Take down each entry exactly as written.
Start Given data
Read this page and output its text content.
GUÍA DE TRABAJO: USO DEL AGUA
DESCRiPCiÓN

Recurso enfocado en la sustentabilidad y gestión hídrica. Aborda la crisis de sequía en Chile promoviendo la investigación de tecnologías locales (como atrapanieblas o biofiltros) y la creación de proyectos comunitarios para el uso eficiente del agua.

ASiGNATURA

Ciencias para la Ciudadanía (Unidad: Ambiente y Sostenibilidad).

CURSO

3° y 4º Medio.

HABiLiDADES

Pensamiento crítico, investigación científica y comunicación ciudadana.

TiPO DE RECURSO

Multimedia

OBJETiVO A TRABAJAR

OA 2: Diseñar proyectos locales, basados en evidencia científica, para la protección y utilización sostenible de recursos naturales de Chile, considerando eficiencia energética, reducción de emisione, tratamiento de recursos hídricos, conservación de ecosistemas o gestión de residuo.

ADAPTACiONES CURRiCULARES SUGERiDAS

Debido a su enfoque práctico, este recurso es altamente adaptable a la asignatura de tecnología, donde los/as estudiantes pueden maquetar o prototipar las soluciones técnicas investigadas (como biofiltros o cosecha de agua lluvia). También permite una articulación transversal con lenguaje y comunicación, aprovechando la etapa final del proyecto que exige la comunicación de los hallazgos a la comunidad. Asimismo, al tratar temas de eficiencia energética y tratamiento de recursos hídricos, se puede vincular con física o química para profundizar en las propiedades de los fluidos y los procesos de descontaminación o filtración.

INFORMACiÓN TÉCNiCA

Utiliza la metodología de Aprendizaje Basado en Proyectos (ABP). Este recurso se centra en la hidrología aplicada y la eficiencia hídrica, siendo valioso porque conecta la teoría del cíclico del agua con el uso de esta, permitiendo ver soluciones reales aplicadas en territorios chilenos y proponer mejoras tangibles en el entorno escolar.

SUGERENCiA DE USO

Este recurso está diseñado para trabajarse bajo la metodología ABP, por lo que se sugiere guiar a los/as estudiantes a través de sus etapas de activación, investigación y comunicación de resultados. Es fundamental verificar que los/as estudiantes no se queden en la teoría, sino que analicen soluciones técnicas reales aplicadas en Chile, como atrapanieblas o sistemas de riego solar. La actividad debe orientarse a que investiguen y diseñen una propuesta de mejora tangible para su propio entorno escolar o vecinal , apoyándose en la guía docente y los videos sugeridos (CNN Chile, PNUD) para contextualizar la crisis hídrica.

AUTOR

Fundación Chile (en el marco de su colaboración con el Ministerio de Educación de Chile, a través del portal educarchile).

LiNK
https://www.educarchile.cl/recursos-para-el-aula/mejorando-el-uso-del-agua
End Given data
Answer to this problem.
Read this page and output its text content.
GUÍA DE TRABAJO: USO DEL AGUA
DESCRiPCiÓN

Recurso enfocado en la sustentabilidad y gestión hídrica. Aborda la crisis de sequía en Chile promoviendo la investigación de tecnologías locales (como atrapanieblas o biofiltros) y la creación de proyectos comunitarios para el uso eficiente del agua.

ASiGNATURA

Ciencias para la Ciudadanía (Unidad: Ambiente y Sostenibilidad).

CURSO

3° y 4º Medio.

HABiLiDADES

Pensamiento crítico, investigación científica y comunicación ciudadana.

TiPO DE RECURSO

Multimedia

OBJETiVO A TRABAJAR

OA 2: Diseñar proyectos locales, basados en evidencia científica, para la protección y utilización sostenible de recursos naturales de Chile, considerando eficiencia energética, reducción de emisione, tratamiento de recursos hídricos, conservación de ecosistemas o gestión de residuo.

ADAPTACiONES CURRiCULARES SUGERiDAS

Debido a su enfoque práctico, este recurso es altamente adaptable a la asignatura de tecnología, donde los/as estudiantes pueden maquetar o prototipar las soluciones técnicas investigadas (como biofiltros o cosecha de agua lluvia). También permite una articulación transversal con lenguaje y comunicación, aprovechando la etapa final del proyecto que exige la comunicación de los hallazgos a la comunidad. Asimismo, al tratar temas de eficiencia energética y tratamiento de recursos hídricos, se puede vincular con física o química para profundizar en las propiedades de los fluidos y los procesos de descontaminación o filtración.

INFORMACiÓN TÉCNiCA

Utiliza la metodología de Aprendizaje Basado en Proyectos (ABP). Este recurso se centra en la hidrología aplicada y la eficiencia hídrica, siendo valioso porque conecta la teoría del cíclico del agua con el uso de esta, permitiendo ver soluciones reales aplicadas en territorios chilenos y proponer mejoras tangibles en el entorno escolar.

SUGERENCiA DE USO

Este recurso está diseñado para trabajarse bajo la metodología ABP, por lo que se sugiere guiar a los/as estudiantes a través de sus etapas de activación, investigación y comunicación de resultados. Es fundamental verificar que los/as estudiantes no se queden en la teoría, sino que analicen soluciones técnicas reales aplicadas en Chile, como atrapanieblas o sistemas de riego solar. La actividad debe orientarse a que investiguen y diseñen una propuesta de mejora tangible para su propio entorno escolar o vecinal , apoyándose en la guía docente y los videos sugeridos (CNN Chile, PNUD) para contextualizar la crisis hídrica.

AUTOR

Fundación Chile (en el marco de su colaboración con el Ministerio de Educación de Chile, a través del portal educarchile).

LiNK
https://www.educarchile.cl/recursos-para-el-aula/mejorando-el-uso-del-agua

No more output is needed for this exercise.